* _Task brief_
Your task is to output all the records below, word for word.

* _Material for the task_
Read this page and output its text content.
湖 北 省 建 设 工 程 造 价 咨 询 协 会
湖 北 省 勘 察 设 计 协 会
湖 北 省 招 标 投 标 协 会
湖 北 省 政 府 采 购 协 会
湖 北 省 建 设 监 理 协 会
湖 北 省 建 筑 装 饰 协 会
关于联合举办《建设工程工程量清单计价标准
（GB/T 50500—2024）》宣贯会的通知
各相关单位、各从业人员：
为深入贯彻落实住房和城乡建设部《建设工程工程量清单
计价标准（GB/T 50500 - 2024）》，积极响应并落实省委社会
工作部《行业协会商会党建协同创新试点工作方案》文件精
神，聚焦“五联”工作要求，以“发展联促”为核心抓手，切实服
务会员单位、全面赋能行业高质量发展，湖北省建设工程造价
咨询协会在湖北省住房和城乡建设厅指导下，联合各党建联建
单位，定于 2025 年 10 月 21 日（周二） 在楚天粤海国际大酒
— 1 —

* _Task output_
Read this page and output its text content.
湖 北 省 建 设 工 程 造 价 咨 询 协 会
湖 北 省 勘 察 设 计 协 会
湖 北 省 招 标 投 标 协 会
湖 北 省 政 府 采 购 协 会
湖 北 省 建 设 监 理 协 会
湖 北 省 建 筑 装 饰 协 会
关于联合举办《建设工程工程量清单计价标准
（GB/T 50500—2024）》宣贯会的通知
各相关单位、各从业人员：
为深入贯彻落实住房和城乡建设部《建设工程工程量清单
计价标准（GB/T 50500 - 2024）》，积极响应并落实省委社会
工作部《行业协会商会党建协同创新试点工作方案》文件精
神，聚焦“五联”工作要求，以“发展联促”为核心抓手，切实服
务会员单位、全面赋能行业高质量发展，湖北省建设工程造价
咨询协会在湖北省住房和城乡建设厅指导下，联合各党建联建
单位，定于 2025 年 10 月 21 日（周二） 在楚天粤海国际大酒
— 1 —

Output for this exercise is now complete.